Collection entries
(begin)

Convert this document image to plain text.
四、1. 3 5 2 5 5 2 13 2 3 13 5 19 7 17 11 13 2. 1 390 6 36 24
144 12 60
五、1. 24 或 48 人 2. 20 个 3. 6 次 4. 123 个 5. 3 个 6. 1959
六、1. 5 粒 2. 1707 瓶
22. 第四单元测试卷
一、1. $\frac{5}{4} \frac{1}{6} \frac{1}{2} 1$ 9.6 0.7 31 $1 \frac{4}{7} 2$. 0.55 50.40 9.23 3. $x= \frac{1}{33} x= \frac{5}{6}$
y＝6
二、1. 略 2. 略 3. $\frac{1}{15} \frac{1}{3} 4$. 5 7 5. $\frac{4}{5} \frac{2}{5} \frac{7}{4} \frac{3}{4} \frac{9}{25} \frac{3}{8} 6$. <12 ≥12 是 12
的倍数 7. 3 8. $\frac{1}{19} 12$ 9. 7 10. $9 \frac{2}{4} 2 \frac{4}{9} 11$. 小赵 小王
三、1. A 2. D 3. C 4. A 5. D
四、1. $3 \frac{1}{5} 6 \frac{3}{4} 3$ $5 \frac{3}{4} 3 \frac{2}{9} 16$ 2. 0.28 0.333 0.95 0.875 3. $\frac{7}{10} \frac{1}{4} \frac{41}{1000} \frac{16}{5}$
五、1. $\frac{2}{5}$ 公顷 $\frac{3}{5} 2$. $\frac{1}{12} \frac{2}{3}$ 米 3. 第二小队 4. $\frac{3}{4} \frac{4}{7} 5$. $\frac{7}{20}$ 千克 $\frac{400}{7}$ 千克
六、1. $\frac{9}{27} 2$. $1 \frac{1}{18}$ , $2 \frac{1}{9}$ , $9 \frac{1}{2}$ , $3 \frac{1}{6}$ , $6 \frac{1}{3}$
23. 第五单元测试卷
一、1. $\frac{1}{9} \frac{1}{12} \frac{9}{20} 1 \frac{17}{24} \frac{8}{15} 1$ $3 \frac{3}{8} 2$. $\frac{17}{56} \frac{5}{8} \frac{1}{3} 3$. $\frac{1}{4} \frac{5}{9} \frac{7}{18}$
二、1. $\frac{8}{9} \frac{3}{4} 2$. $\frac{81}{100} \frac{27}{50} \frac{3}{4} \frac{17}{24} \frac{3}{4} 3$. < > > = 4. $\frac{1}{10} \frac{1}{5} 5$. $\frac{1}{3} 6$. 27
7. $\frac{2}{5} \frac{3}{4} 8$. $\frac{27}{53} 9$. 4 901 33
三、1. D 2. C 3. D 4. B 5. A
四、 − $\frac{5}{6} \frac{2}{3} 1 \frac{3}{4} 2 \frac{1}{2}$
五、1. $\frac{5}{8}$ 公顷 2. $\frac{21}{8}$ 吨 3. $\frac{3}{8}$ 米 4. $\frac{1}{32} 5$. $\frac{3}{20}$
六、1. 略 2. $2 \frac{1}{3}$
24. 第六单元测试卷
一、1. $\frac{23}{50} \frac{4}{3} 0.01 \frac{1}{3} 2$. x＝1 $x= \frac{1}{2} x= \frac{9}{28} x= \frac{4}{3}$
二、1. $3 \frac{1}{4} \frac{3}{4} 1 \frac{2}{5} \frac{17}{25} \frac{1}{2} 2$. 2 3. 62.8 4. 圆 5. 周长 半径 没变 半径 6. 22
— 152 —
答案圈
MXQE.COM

(end)

*WRITTEN REQUEST*
Output the records exactly, including every line.

*TASK OUTPUT*
Convert this document image to plain text.
四、1. 3 5 2 5 5 2 13 2 3 13 5 19 7 17 11 13 2. 1 390 6 36 24
144 12 60
五、1. 24 或 48 人 2. 20 个 3. 6 次 4. 123 个 5. 3 个 6. 1959
六、1. 5 粒 2. 1707 瓶
22. 第四单元测试卷
一、1. $\frac{5}{4} \frac{1}{6} \frac{1}{2} 1$ 9.6 0.7 31 $1 \frac{4}{7} 2$. 0.55 50.40 9.23 3. $x= \frac{1}{33} x= \frac{5}{6}$
y＝6
二、1. 略 2. 略 3. $\frac{1}{15} \frac{1}{3} 4$. 5 7 5. $\frac{4}{5} \frac{2}{5} \frac{7}{4} \frac{3}{4} \frac{9}{25} \frac{3}{8} 6$. <12 ≥12 是 12
的倍数 7. 3 8. $\frac{1}{19} 12$ 9. 7 10. $9 \frac{2}{4} 2 \frac{4}{9} 11$. 小赵 小王
三、1. A 2. D 3. C 4. A 5. D
四、1. $3 \frac{1}{5} 6 \frac{3}{4} 3$ $5 \frac{3}{4} 3 \frac{2}{9} 16$ 2. 0.28 0.333 0.95 0.875 3. $\frac{7}{10} \frac{1}{4} \frac{41}{1000} \frac{16}{5}$
五、1. $\frac{2}{5}$ 公顷 $\frac{3}{5} 2$. $\frac{1}{12} \frac{2}{3}$ 米 3. 第二小队 4. $\frac{3}{4} \frac{4}{7} 5$. $\frac{7}{20}$ 千克 $\frac{400}{7}$ 千克
六、1. $\frac{9}{27} 2$. $1 \frac{1}{18}$ , $2 \frac{1}{9}$ , $9 \frac{1}{2}$ , $3 \frac{1}{6}$ , $6 \frac{1}{3}$
23. 第五单元测试卷
一、1. $\frac{1}{9} \frac{1}{12} \frac{9}{20} 1 \frac{17}{24} \frac{8}{15} 1$ $3 \frac{3}{8} 2$. $\frac{17}{56} \frac{5}{8} \frac{1}{3} 3$. $\frac{1}{4} \frac{5}{9} \frac{7}{18}$
二、1. $\frac{8}{9} \frac{3}{4} 2$. $\frac{81}{100} \frac{27}{50} \frac{3}{4} \frac{17}{24} \frac{3}{4} 3$. < > > = 4. $\frac{1}{10} \frac{1}{5} 5$. $\frac{1}{3} 6$. 27
7. $\frac{2}{5} \frac{3}{4} 8$. $\frac{27}{53} 9$. 4 901 33
三、1. D 2. C 3. D 4. B 5. A
四、 − $\frac{5}{6} \frac{2}{3} 1 \frac{3}{4} 2 \frac{1}{2}$
五、1. $\frac{5}{8}$ 公顷 2. $\frac{21}{8}$ 吨 3. $\frac{3}{8}$ 米 4. $\frac{1}{32} 5$. $\frac{3}{20}$
六、1. 略 2. $2 \frac{1}{3}$
24. 第六单元测试卷
一、1. $\frac{23}{50} \frac{4}{3} 0.01 \frac{1}{3} 2$. x＝1 $x= \frac{1}{2} x= \frac{9}{28} x= \frac{4}{3}$
二、1. $3 \frac{1}{4} \frac{3}{4} 1 \frac{2}{5} \frac{17}{25} \frac{1}{2} 2$. 2 3. 62.8 4. 圆 5. 周长 半径 没变 半径 6. 22
— 152 —
答案圈
MXQE.COM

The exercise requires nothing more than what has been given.